>> Begin EXERCISE INPUTS

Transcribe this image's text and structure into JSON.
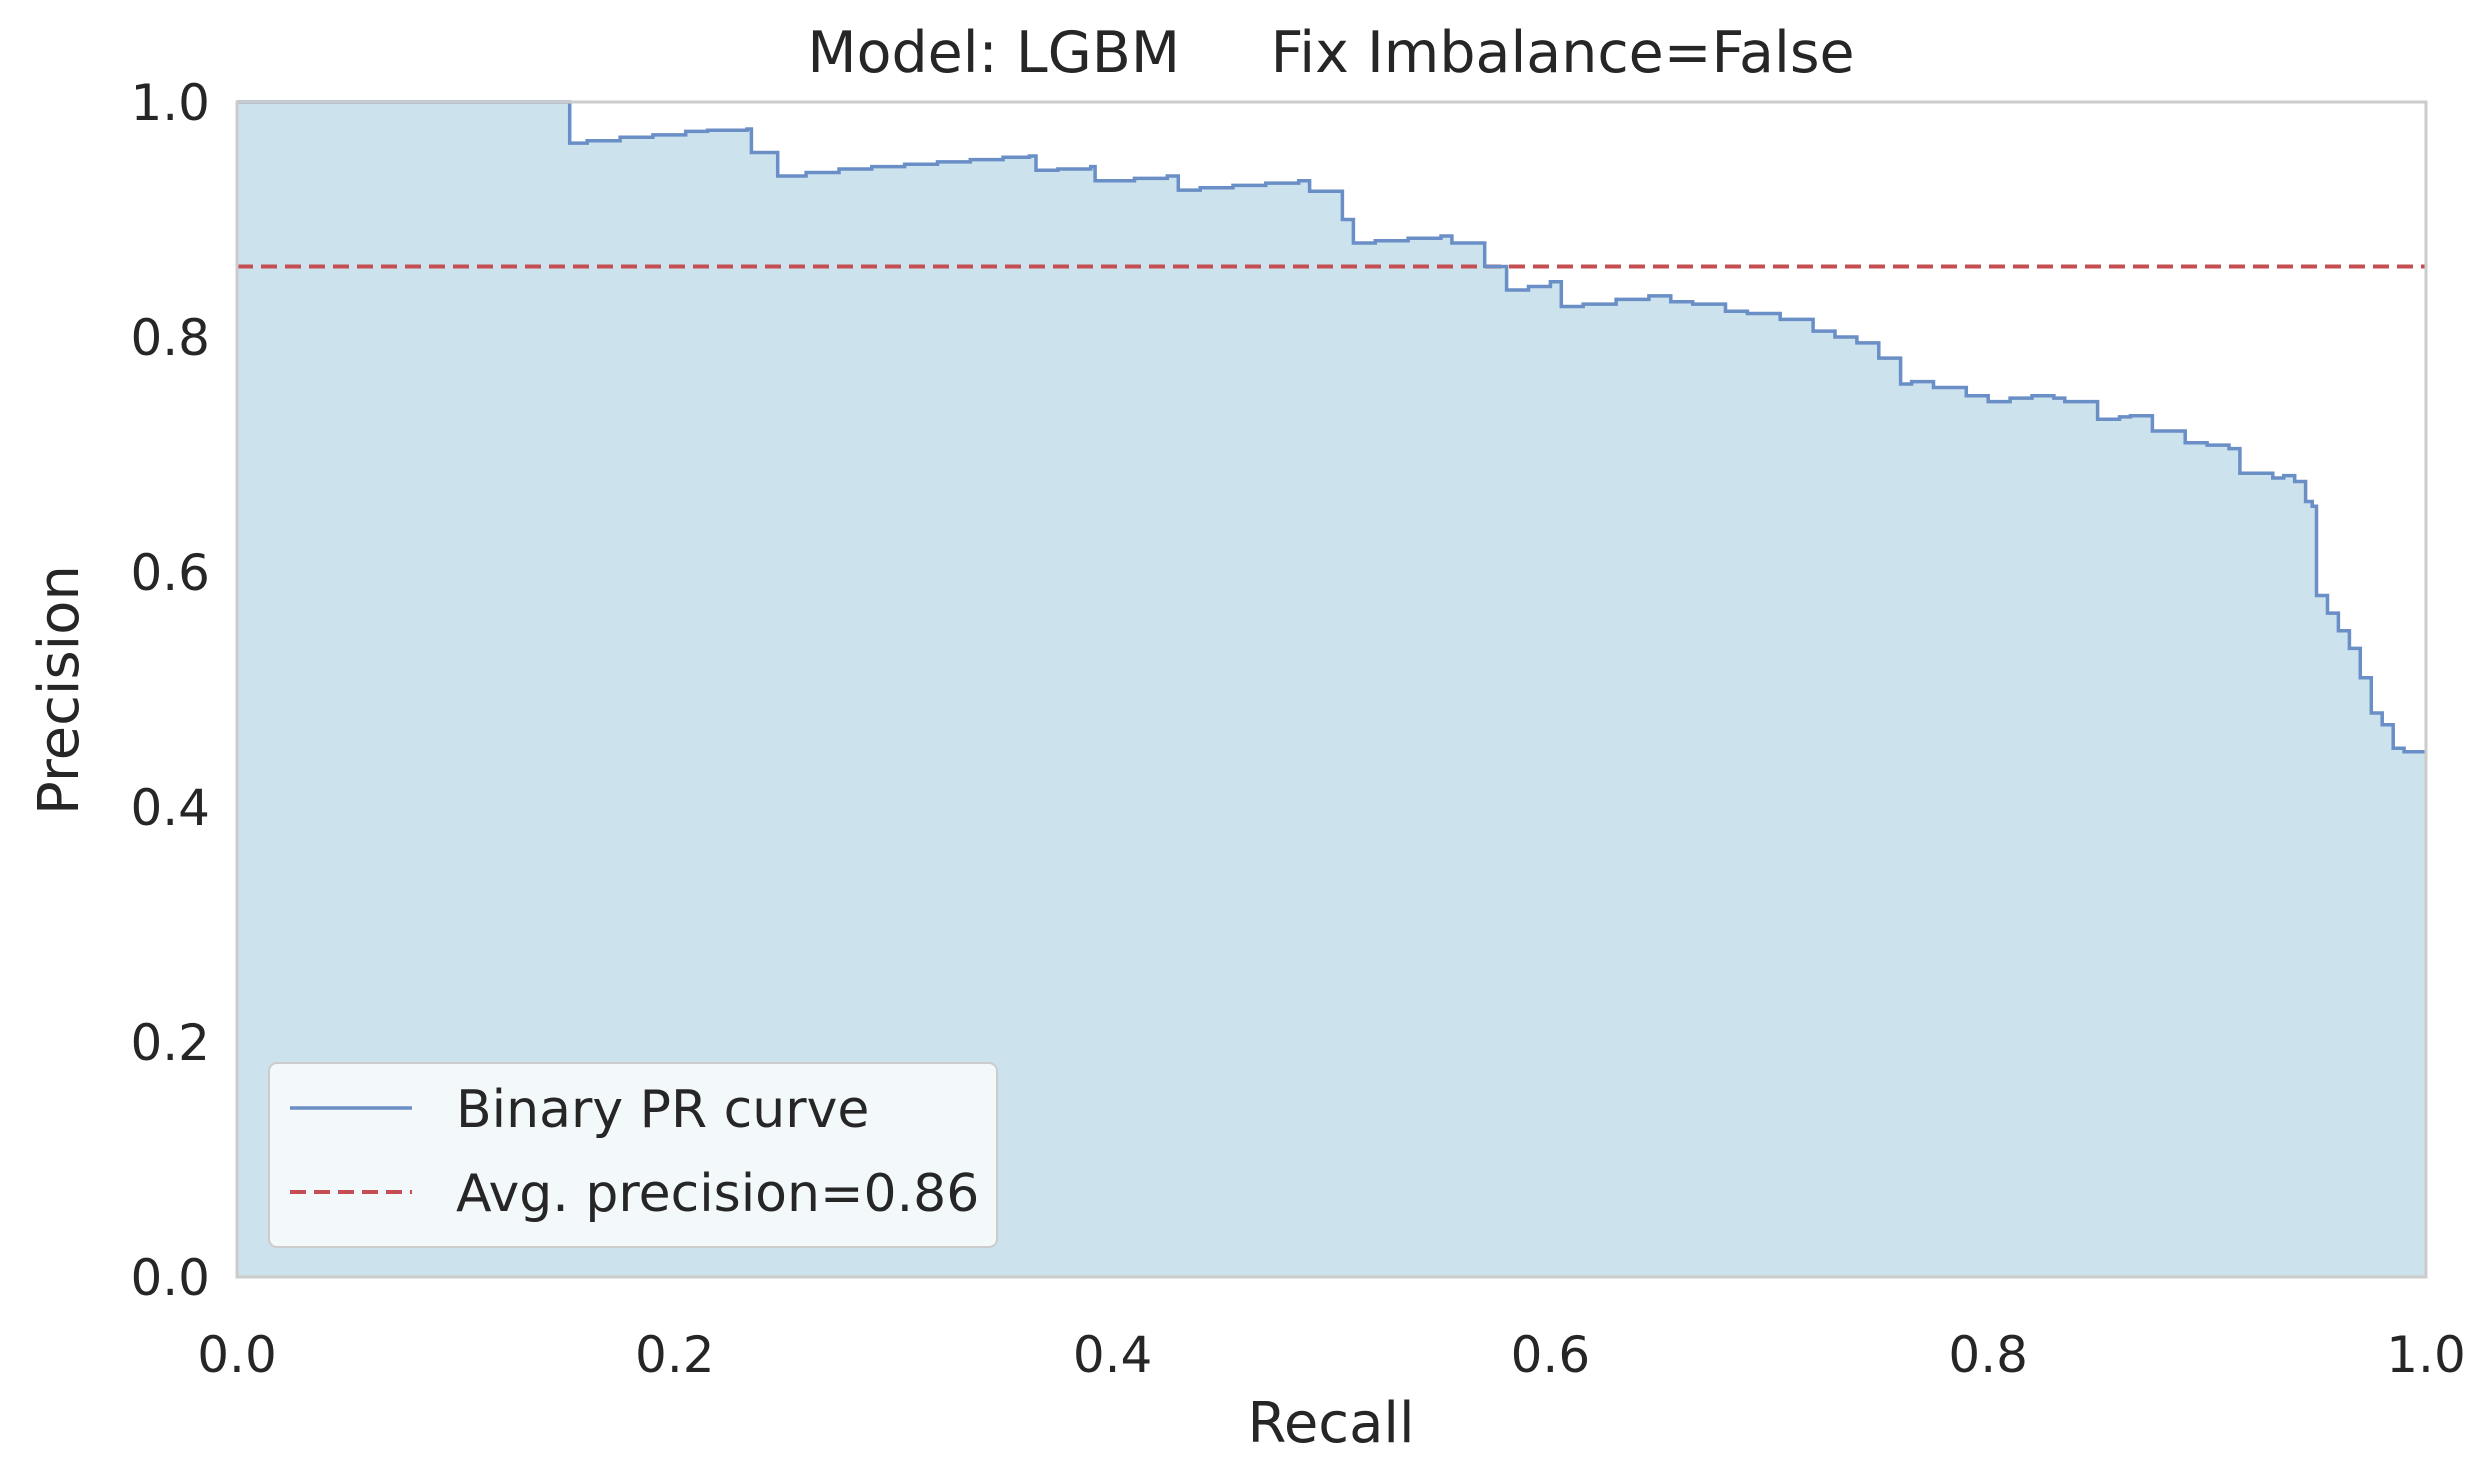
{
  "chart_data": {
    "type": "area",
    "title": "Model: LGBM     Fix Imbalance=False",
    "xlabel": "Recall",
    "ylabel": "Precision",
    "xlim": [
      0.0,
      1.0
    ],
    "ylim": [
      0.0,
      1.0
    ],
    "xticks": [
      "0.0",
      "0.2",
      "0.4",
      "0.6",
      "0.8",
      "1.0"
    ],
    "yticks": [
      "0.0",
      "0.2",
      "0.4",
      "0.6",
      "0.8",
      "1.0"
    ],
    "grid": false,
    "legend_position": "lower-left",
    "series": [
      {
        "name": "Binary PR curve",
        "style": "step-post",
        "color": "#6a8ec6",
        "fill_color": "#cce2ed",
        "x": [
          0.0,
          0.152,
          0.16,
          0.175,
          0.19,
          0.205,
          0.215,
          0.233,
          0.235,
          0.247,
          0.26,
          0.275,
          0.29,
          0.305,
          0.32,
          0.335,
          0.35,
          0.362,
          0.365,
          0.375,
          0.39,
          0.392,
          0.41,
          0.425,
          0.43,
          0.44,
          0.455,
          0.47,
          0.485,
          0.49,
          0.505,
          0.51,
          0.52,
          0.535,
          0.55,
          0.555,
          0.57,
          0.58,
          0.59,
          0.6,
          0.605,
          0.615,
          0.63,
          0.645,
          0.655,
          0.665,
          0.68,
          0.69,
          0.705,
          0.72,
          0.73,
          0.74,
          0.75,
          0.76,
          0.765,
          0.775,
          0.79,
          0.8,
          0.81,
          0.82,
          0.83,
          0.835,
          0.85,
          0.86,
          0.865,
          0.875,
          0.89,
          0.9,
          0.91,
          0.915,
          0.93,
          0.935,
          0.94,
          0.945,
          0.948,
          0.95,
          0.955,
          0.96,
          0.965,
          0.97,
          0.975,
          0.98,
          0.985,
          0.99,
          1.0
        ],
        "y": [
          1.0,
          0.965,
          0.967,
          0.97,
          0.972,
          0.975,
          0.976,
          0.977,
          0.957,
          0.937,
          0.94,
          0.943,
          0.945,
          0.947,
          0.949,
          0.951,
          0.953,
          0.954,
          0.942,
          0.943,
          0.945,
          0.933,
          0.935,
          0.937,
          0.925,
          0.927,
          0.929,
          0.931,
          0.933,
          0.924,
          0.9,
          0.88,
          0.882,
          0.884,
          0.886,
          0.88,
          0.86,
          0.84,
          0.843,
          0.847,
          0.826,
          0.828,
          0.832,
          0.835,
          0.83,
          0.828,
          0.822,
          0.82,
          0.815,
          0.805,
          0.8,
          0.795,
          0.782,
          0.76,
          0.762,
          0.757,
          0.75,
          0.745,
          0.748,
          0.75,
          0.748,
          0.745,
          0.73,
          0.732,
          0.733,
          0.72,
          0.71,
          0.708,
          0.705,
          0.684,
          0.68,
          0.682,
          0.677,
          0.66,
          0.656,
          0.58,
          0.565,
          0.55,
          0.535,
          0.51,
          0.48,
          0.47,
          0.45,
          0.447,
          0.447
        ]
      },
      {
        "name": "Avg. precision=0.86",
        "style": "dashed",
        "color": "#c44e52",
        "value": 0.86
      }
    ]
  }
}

>> End EXERCISE INPUTS

▶ [WHAT YOU SHOULD DO]
Generate a word-for-word copy of the preceding records, excluding all pictures.

▶ [ANSWER TO THIS EXERCISE]
Transcribe this image's text and structure into JSON.
{
  "chart_data": {
    "type": "area",
    "title": "Model: LGBM     Fix Imbalance=False",
    "xlabel": "Recall",
    "ylabel": "Precision",
    "xlim": [
      0.0,
      1.0
    ],
    "ylim": [
      0.0,
      1.0
    ],
    "xticks": [
      "0.0",
      "0.2",
      "0.4",
      "0.6",
      "0.8",
      "1.0"
    ],
    "yticks": [
      "0.0",
      "0.2",
      "0.4",
      "0.6",
      "0.8",
      "1.0"
    ],
    "grid": false,
    "legend_position": "lower-left",
    "series": [
      {
        "name": "Binary PR curve",
        "style": "step-post",
        "color": "#6a8ec6",
        "fill_color": "#cce2ed",
        "x": [
          0.0,
          0.152,
          0.16,
          0.175,
          0.19,
          0.205,
          0.215,
          0.233,
          0.235,
          0.247,
          0.26,
          0.275,
          0.29,
          0.305,
          0.32,
          0.335,
          0.35,
          0.362,
          0.365,
          0.375,
          0.39,
          0.392,
          0.41,
          0.425,
          0.43,
          0.44,
          0.455,
          0.47,
          0.485,
          0.49,
          0.505,
          0.51,
          0.52,
          0.535,
          0.55,
          0.555,
          0.57,
          0.58,
          0.59,
          0.6,
          0.605,
          0.615,
          0.63,
          0.645,
          0.655,
          0.665,
          0.68,
          0.69,
          0.705,
          0.72,
          0.73,
          0.74,
          0.75,
          0.76,
          0.765,
          0.775,
          0.79,
          0.8,
          0.81,
          0.82,
          0.83,
          0.835,
          0.85,
          0.86,
          0.865,
          0.875,
          0.89,
          0.9,
          0.91,
          0.915,
          0.93,
          0.935,
          0.94,
          0.945,
          0.948,
          0.95,
          0.955,
          0.96,
          0.965,
          0.97,
          0.975,
          0.98,
          0.985,
          0.99,
          1.0
        ],
        "y": [
          1.0,
          0.965,
          0.967,
          0.97,
          0.972,
          0.975,
          0.976,
          0.977,
          0.957,
          0.937,
          0.94,
          0.943,
          0.945,
          0.947,
          0.949,
          0.951,
          0.953,
          0.954,
          0.942,
          0.943,
          0.945,
          0.933,
          0.935,
          0.937,
          0.925,
          0.927,
          0.929,
          0.931,
          0.933,
          0.924,
          0.9,
          0.88,
          0.882,
          0.884,
          0.886,
          0.88,
          0.86,
          0.84,
          0.843,
          0.847,
          0.826,
          0.828,
          0.832,
          0.835,
          0.83,
          0.828,
          0.822,
          0.82,
          0.815,
          0.805,
          0.8,
          0.795,
          0.782,
          0.76,
          0.762,
          0.757,
          0.75,
          0.745,
          0.748,
          0.75,
          0.748,
          0.745,
          0.73,
          0.732,
          0.733,
          0.72,
          0.71,
          0.708,
          0.705,
          0.684,
          0.68,
          0.682,
          0.677,
          0.66,
          0.656,
          0.58,
          0.565,
          0.55,
          0.535,
          0.51,
          0.48,
          0.47,
          0.45,
          0.447,
          0.447
        ]
      },
      {
        "name": "Avg. precision=0.86",
        "style": "dashed",
        "color": "#c44e52",
        "value": 0.86
      }
    ]
  }
}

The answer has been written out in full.